» DATA FOR PROCESSING
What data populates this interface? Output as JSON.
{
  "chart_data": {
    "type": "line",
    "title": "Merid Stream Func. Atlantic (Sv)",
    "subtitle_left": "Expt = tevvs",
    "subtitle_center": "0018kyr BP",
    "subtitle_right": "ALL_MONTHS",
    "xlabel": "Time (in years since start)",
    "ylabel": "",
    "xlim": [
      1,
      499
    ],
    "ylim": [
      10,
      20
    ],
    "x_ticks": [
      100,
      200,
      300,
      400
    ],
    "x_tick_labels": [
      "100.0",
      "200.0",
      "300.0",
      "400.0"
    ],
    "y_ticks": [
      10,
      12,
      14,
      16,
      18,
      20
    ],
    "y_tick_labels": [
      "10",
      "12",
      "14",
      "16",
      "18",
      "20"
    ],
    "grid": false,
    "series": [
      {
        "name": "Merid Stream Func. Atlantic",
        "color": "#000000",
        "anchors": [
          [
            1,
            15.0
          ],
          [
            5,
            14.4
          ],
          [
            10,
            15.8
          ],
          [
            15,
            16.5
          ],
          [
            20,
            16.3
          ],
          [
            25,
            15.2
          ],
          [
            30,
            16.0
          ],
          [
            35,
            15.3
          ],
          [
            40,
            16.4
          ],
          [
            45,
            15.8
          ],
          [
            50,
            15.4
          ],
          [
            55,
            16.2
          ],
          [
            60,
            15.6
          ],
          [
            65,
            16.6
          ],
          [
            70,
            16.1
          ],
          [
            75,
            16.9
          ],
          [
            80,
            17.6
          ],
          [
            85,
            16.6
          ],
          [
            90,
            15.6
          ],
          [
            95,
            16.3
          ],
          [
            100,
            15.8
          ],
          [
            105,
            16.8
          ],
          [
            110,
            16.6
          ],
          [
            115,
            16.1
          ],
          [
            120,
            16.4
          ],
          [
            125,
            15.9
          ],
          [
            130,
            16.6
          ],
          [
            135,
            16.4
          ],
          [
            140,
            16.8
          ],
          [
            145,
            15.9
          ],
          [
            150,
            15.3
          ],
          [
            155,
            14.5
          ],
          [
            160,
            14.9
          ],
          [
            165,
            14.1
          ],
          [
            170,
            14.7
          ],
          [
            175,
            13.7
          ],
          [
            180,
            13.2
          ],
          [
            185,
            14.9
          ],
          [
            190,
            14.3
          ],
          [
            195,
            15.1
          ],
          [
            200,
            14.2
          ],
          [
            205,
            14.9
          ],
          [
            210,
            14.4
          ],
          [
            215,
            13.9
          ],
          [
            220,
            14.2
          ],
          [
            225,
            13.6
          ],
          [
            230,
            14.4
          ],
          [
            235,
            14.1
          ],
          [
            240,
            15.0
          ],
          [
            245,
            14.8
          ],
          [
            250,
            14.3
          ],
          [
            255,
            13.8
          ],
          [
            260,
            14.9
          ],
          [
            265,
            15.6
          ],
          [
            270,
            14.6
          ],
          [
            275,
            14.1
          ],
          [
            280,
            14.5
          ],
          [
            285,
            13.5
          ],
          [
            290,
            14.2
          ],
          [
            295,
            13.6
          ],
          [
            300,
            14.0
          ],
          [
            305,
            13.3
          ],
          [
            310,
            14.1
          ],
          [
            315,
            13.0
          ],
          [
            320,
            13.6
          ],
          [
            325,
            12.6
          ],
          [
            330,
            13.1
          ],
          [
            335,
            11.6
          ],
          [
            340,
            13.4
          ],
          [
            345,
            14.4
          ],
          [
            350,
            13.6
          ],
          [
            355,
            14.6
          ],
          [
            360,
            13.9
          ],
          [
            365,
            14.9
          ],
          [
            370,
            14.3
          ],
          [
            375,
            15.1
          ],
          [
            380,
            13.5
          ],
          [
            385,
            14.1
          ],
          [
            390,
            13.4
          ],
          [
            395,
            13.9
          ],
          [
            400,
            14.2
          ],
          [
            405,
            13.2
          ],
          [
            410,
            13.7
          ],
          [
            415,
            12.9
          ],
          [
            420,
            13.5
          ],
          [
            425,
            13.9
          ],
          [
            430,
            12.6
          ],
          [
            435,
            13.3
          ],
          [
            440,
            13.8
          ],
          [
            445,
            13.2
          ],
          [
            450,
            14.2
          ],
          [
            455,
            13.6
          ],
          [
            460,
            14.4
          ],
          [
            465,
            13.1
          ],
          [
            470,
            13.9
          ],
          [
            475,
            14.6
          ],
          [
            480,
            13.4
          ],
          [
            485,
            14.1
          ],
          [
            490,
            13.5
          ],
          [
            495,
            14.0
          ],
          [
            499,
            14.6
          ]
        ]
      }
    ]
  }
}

» BRIEF
Extract the listing in its entirety, matching it exactly.

» EXERCISE SOLUTION
What data populates this interface? Output as JSON.
{
  "chart_data": {
    "type": "line",
    "title": "Merid Stream Func. Atlantic (Sv)",
    "subtitle_left": "Expt = tevvs",
    "subtitle_center": "0018kyr BP",
    "subtitle_right": "ALL_MONTHS",
    "xlabel": "Time (in years since start)",
    "ylabel": "",
    "xlim": [
      1,
      499
    ],
    "ylim": [
      10,
      20
    ],
    "x_ticks": [
      100,
      200,
      300,
      400
    ],
    "x_tick_labels": [
      "100.0",
      "200.0",
      "300.0",
      "400.0"
    ],
    "y_ticks": [
      10,
      12,
      14,
      16,
      18,
      20
    ],
    "y_tick_labels": [
      "10",
      "12",
      "14",
      "16",
      "18",
      "20"
    ],
    "grid": false,
    "series": [
      {
        "name": "Merid Stream Func. Atlantic",
        "color": "#000000",
        "anchors": [
          [
            1,
            15.0
          ],
          [
            5,
            14.4
          ],
          [
            10,
            15.8
          ],
          [
            15,
            16.5
          ],
          [
            20,
            16.3
          ],
          [
            25,
            15.2
          ],
          [
            30,
            16.0
          ],
          [
            35,
            15.3
          ],
          [
            40,
            16.4
          ],
          [
            45,
            15.8
          ],
          [
            50,
            15.4
          ],
          [
            55,
            16.2
          ],
          [
            60,
            15.6
          ],
          [
            65,
            16.6
          ],
          [
            70,
            16.1
          ],
          [
            75,
            16.9
          ],
          [
            80,
            17.6
          ],
          [
            85,
            16.6
          ],
          [
            90,
            15.6
          ],
          [
            95,
            16.3
          ],
          [
            100,
            15.8
          ],
          [
            105,
            16.8
          ],
          [
            110,
            16.6
          ],
          [
            115,
            16.1
          ],
          [
            120,
            16.4
          ],
          [
            125,
            15.9
          ],
          [
            130,
            16.6
          ],
          [
            135,
            16.4
          ],
          [
            140,
            16.8
          ],
          [
            145,
            15.9
          ],
          [
            150,
            15.3
          ],
          [
            155,
            14.5
          ],
          [
            160,
            14.9
          ],
          [
            165,
            14.1
          ],
          [
            170,
            14.7
          ],
          [
            175,
            13.7
          ],
          [
            180,
            13.2
          ],
          [
            185,
            14.9
          ],
          [
            190,
            14.3
          ],
          [
            195,
            15.1
          ],
          [
            200,
            14.2
          ],
          [
            205,
            14.9
          ],
          [
            210,
            14.4
          ],
          [
            215,
            13.9
          ],
          [
            220,
            14.2
          ],
          [
            225,
            13.6
          ],
          [
            230,
            14.4
          ],
          [
            235,
            14.1
          ],
          [
            240,
            15.0
          ],
          [
            245,
            14.8
          ],
          [
            250,
            14.3
          ],
          [
            255,
            13.8
          ],
          [
            260,
            14.9
          ],
          [
            265,
            15.6
          ],
          [
            270,
            14.6
          ],
          [
            275,
            14.1
          ],
          [
            280,
            14.5
          ],
          [
            285,
            13.5
          ],
          [
            290,
            14.2
          ],
          [
            295,
            13.6
          ],
          [
            300,
            14.0
          ],
          [
            305,
            13.3
          ],
          [
            310,
            14.1
          ],
          [
            315,
            13.0
          ],
          [
            320,
            13.6
          ],
          [
            325,
            12.6
          ],
          [
            330,
            13.1
          ],
          [
            335,
            11.6
          ],
          [
            340,
            13.4
          ],
          [
            345,
            14.4
          ],
          [
            350,
            13.6
          ],
          [
            355,
            14.6
          ],
          [
            360,
            13.9
          ],
          [
            365,
            14.9
          ],
          [
            370,
            14.3
          ],
          [
            375,
            15.1
          ],
          [
            380,
            13.5
          ],
          [
            385,
            14.1
          ],
          [
            390,
            13.4
          ],
          [
            395,
            13.9
          ],
          [
            400,
            14.2
          ],
          [
            405,
            13.2
          ],
          [
            410,
            13.7
          ],
          [
            415,
            12.9
          ],
          [
            420,
            13.5
          ],
          [
            425,
            13.9
          ],
          [
            430,
            12.6
          ],
          [
            435,
            13.3
          ],
          [
            440,
            13.8
          ],
          [
            445,
            13.2
          ],
          [
            450,
            14.2
          ],
          [
            455,
            13.6
          ],
          [
            460,
            14.4
          ],
          [
            465,
            13.1
          ],
          [
            470,
            13.9
          ],
          [
            475,
            14.6
          ],
          [
            480,
            13.4
          ],
          [
            485,
            14.1
          ],
          [
            490,
            13.5
          ],
          [
            495,
            14.0
          ],
          [
            499,
            14.6
          ]
        ]
      }
    ]
  }
}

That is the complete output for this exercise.